_Work to be completed_.
Please print every record below exactly as it appears.
-- begin Dataset records --
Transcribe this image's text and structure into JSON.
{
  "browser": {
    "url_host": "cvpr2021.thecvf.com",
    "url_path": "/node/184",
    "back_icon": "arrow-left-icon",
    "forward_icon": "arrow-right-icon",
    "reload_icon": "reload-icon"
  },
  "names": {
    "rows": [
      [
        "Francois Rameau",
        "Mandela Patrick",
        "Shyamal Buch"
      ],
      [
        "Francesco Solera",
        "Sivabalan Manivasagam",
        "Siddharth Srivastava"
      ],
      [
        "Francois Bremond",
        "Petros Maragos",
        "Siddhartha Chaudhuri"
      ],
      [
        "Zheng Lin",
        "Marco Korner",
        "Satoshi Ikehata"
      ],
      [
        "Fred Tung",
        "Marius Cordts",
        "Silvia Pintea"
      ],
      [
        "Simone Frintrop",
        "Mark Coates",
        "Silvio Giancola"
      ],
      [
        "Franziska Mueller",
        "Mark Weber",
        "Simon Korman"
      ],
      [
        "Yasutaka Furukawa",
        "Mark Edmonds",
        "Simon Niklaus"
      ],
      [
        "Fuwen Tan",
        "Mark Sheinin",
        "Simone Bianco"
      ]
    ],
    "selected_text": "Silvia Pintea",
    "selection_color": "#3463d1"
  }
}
-- end Dataset records --
_Response to the exercise_.
Transcribe this image's text and structure into JSON.
{
  "browser": {
    "url_host": "cvpr2021.thecvf.com",
    "url_path": "/node/184",
    "back_icon": "arrow-left-icon",
    "forward_icon": "arrow-right-icon",
    "reload_icon": "reload-icon"
  },
  "names": {
    "rows": [
      [
        "Francois Rameau",
        "Mandela Patrick",
        "Shyamal Buch"
      ],
      [
        "Francesco Solera",
        "Sivabalan Manivasagam",
        "Siddharth Srivastava"
      ],
      [
        "Francois Bremond",
        "Petros Maragos",
        "Siddhartha Chaudhuri"
      ],
      [
        "Zheng Lin",
        "Marco Korner",
        "Satoshi Ikehata"
      ],
      [
        "Fred Tung",
        "Marius Cordts",
        "Silvia Pintea"
      ],
      [
        "Simone Frintrop",
        "Mark Coates",
        "Silvio Giancola"
      ],
      [
        "Franziska Mueller",
        "Mark Weber",
        "Simon Korman"
      ],
      [
        "Yasutaka Furukawa",
        "Mark Edmonds",
        "Simon Niklaus"
      ],
      [
        "Fuwen Tan",
        "Mark Sheinin",
        "Simone Bianco"
      ]
    ],
    "selected_text": "Silvia Pintea",
    "selection_color": "#3463d1"
  }
}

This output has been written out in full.